#### [Extracted entries]
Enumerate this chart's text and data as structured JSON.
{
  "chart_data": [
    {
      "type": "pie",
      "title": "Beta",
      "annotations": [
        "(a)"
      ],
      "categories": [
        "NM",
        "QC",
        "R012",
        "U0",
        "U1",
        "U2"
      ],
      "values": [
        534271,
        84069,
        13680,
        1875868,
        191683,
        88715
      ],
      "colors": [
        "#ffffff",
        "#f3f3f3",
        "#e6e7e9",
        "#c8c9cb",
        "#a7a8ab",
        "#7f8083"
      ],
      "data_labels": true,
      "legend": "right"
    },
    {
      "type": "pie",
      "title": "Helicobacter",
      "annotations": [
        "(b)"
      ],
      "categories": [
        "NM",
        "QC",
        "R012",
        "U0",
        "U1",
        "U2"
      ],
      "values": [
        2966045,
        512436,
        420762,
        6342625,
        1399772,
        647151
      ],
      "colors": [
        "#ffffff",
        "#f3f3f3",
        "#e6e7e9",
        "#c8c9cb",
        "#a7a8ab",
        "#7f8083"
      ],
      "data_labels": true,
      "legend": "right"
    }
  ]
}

#### [Work to do]
Quote the entire listing above exactly.

#### [Answer]
Enumerate this chart's text and data as structured JSON.
{
  "chart_data": [
    {
      "type": "pie",
      "title": "Beta",
      "annotations": [
        "(a)"
      ],
      "categories": [
        "NM",
        "QC",
        "R012",
        "U0",
        "U1",
        "U2"
      ],
      "values": [
        534271,
        84069,
        13680,
        1875868,
        191683,
        88715
      ],
      "colors": [
        "#ffffff",
        "#f3f3f3",
        "#e6e7e9",
        "#c8c9cb",
        "#a7a8ab",
        "#7f8083"
      ],
      "data_labels": true,
      "legend": "right"
    },
    {
      "type": "pie",
      "title": "Helicobacter",
      "annotations": [
        "(b)"
      ],
      "categories": [
        "NM",
        "QC",
        "R012",
        "U0",
        "U1",
        "U2"
      ],
      "values": [
        2966045,
        512436,
        420762,
        6342625,
        1399772,
        647151
      ],
      "colors": [
        "#ffffff",
        "#f3f3f3",
        "#e6e7e9",
        "#c8c9cb",
        "#a7a8ab",
        "#7f8083"
      ],
      "data_labels": true,
      "legend": "right"
    }
  ]
}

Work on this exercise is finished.